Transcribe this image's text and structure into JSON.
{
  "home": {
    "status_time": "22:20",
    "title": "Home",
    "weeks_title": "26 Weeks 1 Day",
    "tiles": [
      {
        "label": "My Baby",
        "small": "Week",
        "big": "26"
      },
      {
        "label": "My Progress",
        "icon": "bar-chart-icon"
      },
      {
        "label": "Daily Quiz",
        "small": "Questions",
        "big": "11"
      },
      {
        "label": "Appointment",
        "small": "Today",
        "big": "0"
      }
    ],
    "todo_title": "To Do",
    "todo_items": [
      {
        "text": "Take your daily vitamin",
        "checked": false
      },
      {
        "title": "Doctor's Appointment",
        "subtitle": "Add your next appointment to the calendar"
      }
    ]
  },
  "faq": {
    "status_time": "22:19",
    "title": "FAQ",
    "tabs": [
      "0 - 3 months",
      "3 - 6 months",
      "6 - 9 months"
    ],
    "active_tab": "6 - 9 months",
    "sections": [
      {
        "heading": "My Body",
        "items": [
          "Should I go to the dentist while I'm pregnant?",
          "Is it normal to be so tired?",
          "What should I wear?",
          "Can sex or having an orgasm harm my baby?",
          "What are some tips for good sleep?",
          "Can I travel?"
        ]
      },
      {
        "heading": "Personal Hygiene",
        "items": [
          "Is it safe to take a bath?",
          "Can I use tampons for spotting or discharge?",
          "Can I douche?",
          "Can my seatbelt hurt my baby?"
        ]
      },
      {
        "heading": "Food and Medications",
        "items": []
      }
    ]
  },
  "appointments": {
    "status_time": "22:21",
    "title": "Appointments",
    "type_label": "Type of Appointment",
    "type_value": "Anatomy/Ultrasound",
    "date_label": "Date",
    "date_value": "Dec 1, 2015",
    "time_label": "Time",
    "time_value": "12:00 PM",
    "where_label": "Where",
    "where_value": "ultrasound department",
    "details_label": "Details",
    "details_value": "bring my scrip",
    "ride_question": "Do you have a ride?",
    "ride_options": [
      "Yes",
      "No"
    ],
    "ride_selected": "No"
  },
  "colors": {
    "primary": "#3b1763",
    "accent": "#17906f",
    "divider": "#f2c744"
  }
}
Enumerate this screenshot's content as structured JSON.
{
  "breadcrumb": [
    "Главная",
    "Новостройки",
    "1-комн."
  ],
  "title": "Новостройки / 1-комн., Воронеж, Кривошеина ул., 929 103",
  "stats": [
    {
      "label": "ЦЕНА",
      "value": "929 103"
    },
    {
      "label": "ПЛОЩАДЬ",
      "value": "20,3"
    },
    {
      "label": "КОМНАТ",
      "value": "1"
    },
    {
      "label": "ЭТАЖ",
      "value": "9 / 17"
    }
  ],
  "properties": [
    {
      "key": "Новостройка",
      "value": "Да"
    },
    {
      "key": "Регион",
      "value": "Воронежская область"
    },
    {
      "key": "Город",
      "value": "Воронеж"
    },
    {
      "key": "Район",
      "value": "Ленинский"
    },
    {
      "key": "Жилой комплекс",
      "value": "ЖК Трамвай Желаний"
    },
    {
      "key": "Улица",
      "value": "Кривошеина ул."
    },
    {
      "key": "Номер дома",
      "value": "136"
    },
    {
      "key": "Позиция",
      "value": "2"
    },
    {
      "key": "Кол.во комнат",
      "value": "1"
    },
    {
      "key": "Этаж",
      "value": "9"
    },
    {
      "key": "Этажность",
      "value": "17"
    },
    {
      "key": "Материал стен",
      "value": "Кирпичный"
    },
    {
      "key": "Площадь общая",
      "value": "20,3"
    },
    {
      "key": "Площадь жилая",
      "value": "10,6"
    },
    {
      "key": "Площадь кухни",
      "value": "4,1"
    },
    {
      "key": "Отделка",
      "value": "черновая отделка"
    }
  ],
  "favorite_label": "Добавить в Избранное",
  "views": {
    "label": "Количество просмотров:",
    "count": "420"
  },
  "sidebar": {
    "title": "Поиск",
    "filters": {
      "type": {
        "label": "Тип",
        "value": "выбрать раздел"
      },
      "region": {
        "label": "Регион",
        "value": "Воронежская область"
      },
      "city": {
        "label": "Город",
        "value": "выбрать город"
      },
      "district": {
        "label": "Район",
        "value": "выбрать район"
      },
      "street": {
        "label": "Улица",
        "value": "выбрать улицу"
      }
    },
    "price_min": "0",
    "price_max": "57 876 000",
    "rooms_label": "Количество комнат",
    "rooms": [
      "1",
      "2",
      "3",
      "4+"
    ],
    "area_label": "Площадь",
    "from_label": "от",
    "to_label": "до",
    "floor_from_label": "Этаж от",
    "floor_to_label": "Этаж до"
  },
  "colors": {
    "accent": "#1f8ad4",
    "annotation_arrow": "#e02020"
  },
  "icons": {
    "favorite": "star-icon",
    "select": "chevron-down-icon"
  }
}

******************************

» What you have to do
Quote all the records exactly, please, leaving none out.

» Full answer
Transcribe this image's text and structure into JSON.
{
  "home": {
    "status_time": "22:20",
    "title": "Home",
    "weeks_title": "26 Weeks 1 Day",
    "tiles": [
      {
        "label": "My Baby",
        "small": "Week",
        "big": "26"
      },
      {
        "label": "My Progress",
        "icon": "bar-chart-icon"
      },
      {
        "label": "Daily Quiz",
        "small": "Questions",
        "big": "11"
      },
      {
        "label": "Appointment",
        "small": "Today",
        "big": "0"
      }
    ],
    "todo_title": "To Do",
    "todo_items": [
      {
        "text": "Take your daily vitamin",
        "checked": false
      },
      {
        "title": "Doctor's Appointment",
        "subtitle": "Add your next appointment to the calendar"
      }
    ]
  },
  "faq": {
    "status_time": "22:19",
    "title": "FAQ",
    "tabs": [
      "0 - 3 months",
      "3 - 6 months",
      "6 - 9 months"
    ],
    "active_tab": "6 - 9 months",
    "sections": [
      {
        "heading": "My Body",
        "items": [
          "Should I go to the dentist while I'm pregnant?",
          "Is it normal to be so tired?",
          "What should I wear?",
          "Can sex or having an orgasm harm my baby?",
          "What are some tips for good sleep?",
          "Can I travel?"
        ]
      },
      {
        "heading": "Personal Hygiene",
        "items": [
          "Is it safe to take a bath?",
          "Can I use tampons for spotting or discharge?",
          "Can I douche?",
          "Can my seatbelt hurt my baby?"
        ]
      },
      {
        "heading": "Food and Medications",
        "items": []
      }
    ]
  },
  "appointments": {
    "status_time": "22:21",
    "title": "Appointments",
    "type_label": "Type of Appointment",
    "type_value": "Anatomy/Ultrasound",
    "date_label": "Date",
    "date_value": "Dec 1, 2015",
    "time_label": "Time",
    "time_value": "12:00 PM",
    "where_label": "Where",
    "where_value": "ultrasound department",
    "details_label": "Details",
    "details_value": "bring my scrip",
    "ride_question": "Do you have a ride?",
    "ride_options": [
      "Yes",
      "No"
    ],
    "ride_selected": "No"
  },
  "colors": {
    "primary": "#3b1763",
    "accent": "#17906f",
    "divider": "#f2c744"
  }
}
Enumerate this screenshot's content as structured JSON.
{
  "breadcrumb": [
    "Главная",
    "Новостройки",
    "1-комн."
  ],
  "title": "Новостройки / 1-комн., Воронеж, Кривошеина ул., 929 103",
  "stats": [
    {
      "label": "ЦЕНА",
      "value": "929 103"
    },
    {
      "label": "ПЛОЩАДЬ",
      "value": "20,3"
    },
    {
      "label": "КОМНАТ",
      "value": "1"
    },
    {
      "label": "ЭТАЖ",
      "value": "9 / 17"
    }
  ],
  "properties": [
    {
      "key": "Новостройка",
      "value": "Да"
    },
    {
      "key": "Регион",
      "value": "Воронежская область"
    },
    {
      "key": "Город",
      "value": "Воронеж"
    },
    {
      "key": "Район",
      "value": "Ленинский"
    },
    {
      "key": "Жилой комплекс",
      "value": "ЖК Трамвай Желаний"
    },
    {
      "key": "Улица",
      "value": "Кривошеина ул."
    },
    {
      "key": "Номер дома",
      "value": "136"
    },
    {
      "key": "Позиция",
      "value": "2"
    },
    {
      "key": "Кол.во комнат",
      "value": "1"
    },
    {
      "key": "Этаж",
      "value": "9"
    },
    {
      "key": "Этажность",
      "value": "17"
    },
    {
      "key": "Материал стен",
      "value": "Кирпичный"
    },
    {
      "key": "Площадь общая",
      "value": "20,3"
    },
    {
      "key": "Площадь жилая",
      "value": "10,6"
    },
    {
      "key": "Площадь кухни",
      "value": "4,1"
    },
    {
      "key": "Отделка",
      "value": "черновая отделка"
    }
  ],
  "favorite_label": "Добавить в Избранное",
  "views": {
    "label": "Количество просмотров:",
    "count": "420"
  },
  "sidebar": {
    "title": "Поиск",
    "filters": {
      "type": {
        "label": "Тип",
        "value": "выбрать раздел"
      },
      "region": {
        "label": "Регион",
        "value": "Воронежская область"
      },
      "city": {
        "label": "Город",
        "value": "выбрать город"
      },
      "district": {
        "label": "Район",
        "value": "выбрать район"
      },
      "street": {
        "label": "Улица",
        "value": "выбрать улицу"
      }
    },
    "price_min": "0",
    "price_max": "57 876 000",
    "rooms_label": "Количество комнат",
    "rooms": [
      "1",
      "2",
      "3",
      "4+"
    ],
    "area_label": "Площадь",
    "from_label": "от",
    "to_label": "до",
    "floor_from_label": "Этаж от",
    "floor_to_label": "Этаж до"
  },
  "colors": {
    "accent": "#1f8ad4",
    "annotation_arrow": "#e02020"
  },
  "icons": {
    "favorite": "star-icon",
    "select": "chevron-down-icon"
  }
}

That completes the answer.